Write the data out again in full, with no departure from the original.

-- begin MATERIAL FOR THIS EXERCISE --

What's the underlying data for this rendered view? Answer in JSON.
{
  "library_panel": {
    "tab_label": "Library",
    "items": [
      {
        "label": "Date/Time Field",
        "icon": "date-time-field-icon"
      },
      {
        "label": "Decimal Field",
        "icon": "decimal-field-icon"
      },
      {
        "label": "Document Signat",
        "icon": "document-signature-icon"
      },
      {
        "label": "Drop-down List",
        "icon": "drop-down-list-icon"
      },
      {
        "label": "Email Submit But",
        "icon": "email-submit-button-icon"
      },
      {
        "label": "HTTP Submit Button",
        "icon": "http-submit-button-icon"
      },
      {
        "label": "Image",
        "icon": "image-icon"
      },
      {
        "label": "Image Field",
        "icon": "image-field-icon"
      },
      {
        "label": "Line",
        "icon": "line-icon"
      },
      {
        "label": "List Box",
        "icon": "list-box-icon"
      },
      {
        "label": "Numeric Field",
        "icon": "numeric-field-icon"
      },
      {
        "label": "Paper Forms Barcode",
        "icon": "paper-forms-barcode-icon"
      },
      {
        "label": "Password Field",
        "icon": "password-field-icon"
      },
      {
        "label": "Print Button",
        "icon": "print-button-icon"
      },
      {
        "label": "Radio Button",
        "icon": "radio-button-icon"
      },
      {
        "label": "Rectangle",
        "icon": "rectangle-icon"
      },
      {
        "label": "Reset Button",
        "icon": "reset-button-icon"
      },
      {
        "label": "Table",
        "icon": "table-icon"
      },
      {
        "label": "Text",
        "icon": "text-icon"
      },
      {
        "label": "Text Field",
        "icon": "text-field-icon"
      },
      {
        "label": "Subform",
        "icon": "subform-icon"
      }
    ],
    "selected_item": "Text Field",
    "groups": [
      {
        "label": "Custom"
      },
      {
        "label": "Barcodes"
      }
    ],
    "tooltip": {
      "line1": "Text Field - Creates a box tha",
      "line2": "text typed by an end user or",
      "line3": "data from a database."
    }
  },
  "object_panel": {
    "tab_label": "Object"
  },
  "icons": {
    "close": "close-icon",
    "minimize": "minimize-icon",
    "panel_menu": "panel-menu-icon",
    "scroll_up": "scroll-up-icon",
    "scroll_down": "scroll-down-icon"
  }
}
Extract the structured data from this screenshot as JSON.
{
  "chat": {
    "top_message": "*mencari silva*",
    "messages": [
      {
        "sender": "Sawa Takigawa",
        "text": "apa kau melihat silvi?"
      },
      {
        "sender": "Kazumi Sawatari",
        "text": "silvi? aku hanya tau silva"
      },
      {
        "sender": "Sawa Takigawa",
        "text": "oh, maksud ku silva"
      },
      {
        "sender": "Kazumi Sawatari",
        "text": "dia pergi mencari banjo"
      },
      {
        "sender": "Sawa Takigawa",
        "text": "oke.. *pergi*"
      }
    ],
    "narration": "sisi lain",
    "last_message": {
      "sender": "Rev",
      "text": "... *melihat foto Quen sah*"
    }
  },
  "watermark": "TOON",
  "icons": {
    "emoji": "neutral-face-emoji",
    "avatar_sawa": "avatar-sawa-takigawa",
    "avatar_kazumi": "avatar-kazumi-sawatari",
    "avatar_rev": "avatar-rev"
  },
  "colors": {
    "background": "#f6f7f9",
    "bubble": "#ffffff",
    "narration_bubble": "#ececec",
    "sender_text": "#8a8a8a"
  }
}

-- end MATERIAL FOR THIS EXERCISE --

_THE REPLY:_
What's the underlying data for this rendered view? Answer in JSON.
{
  "library_panel": {
    "tab_label": "Library",
    "items": [
      {
        "label": "Date/Time Field",
        "icon": "date-time-field-icon"
      },
      {
        "label": "Decimal Field",
        "icon": "decimal-field-icon"
      },
      {
        "label": "Document Signat",
        "icon": "document-signature-icon"
      },
      {
        "label": "Drop-down List",
        "icon": "drop-down-list-icon"
      },
      {
        "label": "Email Submit But",
        "icon": "email-submit-button-icon"
      },
      {
        "label": "HTTP Submit Button",
        "icon": "http-submit-button-icon"
      },
      {
        "label": "Image",
        "icon": "image-icon"
      },
      {
        "label": "Image Field",
        "icon": "image-field-icon"
      },
      {
        "label": "Line",
        "icon": "line-icon"
      },
      {
        "label": "List Box",
        "icon": "list-box-icon"
      },
      {
        "label": "Numeric Field",
        "icon": "numeric-field-icon"
      },
      {
        "label": "Paper Forms Barcode",
        "icon": "paper-forms-barcode-icon"
      },
      {
        "label": "Password Field",
        "icon": "password-field-icon"
      },
      {
        "label": "Print Button",
        "icon": "print-button-icon"
      },
      {
        "label": "Radio Button",
        "icon": "radio-button-icon"
      },
      {
        "label": "Rectangle",
        "icon": "rectangle-icon"
      },
      {
        "label": "Reset Button",
        "icon": "reset-button-icon"
      },
      {
        "label": "Table",
        "icon": "table-icon"
      },
      {
        "label": "Text",
        "icon": "text-icon"
      },
      {
        "label": "Text Field",
        "icon": "text-field-icon"
      },
      {
        "label": "Subform",
        "icon": "subform-icon"
      }
    ],
    "selected_item": "Text Field",
    "groups": [
      {
        "label": "Custom"
      },
      {
        "label": "Barcodes"
      }
    ],
    "tooltip": {
      "line1": "Text Field - Creates a box tha",
      "line2": "text typed by an end user or",
      "line3": "data from a database."
    }
  },
  "object_panel": {
    "tab_label": "Object"
  },
  "icons": {
    "close": "close-icon",
    "minimize": "minimize-icon",
    "panel_menu": "panel-menu-icon",
    "scroll_up": "scroll-up-icon",
    "scroll_down": "scroll-down-icon"
  }
}
Extract the structured data from this screenshot as JSON.
{
  "chat": {
    "top_message": "*mencari silva*",
    "messages": [
      {
        "sender": "Sawa Takigawa",
        "text": "apa kau melihat silvi?"
      },
      {
        "sender": "Kazumi Sawatari",
        "text": "silvi? aku hanya tau silva"
      },
      {
        "sender": "Sawa Takigawa",
        "text": "oh, maksud ku silva"
      },
      {
        "sender": "Kazumi Sawatari",
        "text": "dia pergi mencari banjo"
      },
      {
        "sender": "Sawa Takigawa",
        "text": "oke.. *pergi*"
      }
    ],
    "narration": "sisi lain",
    "last_message": {
      "sender": "Rev",
      "text": "... *melihat foto Quen sah*"
    }
  },
  "watermark": "TOON",
  "icons": {
    "emoji": "neutral-face-emoji",
    "avatar_sawa": "avatar-sawa-takigawa",
    "avatar_kazumi": "avatar-kazumi-sawatari",
    "avatar_rev": "avatar-rev"
  },
  "colors": {
    "background": "#f6f7f9",
    "bubble": "#ffffff",
    "narration_bubble": "#ececec",
    "sender_text": "#8a8a8a"
  }
}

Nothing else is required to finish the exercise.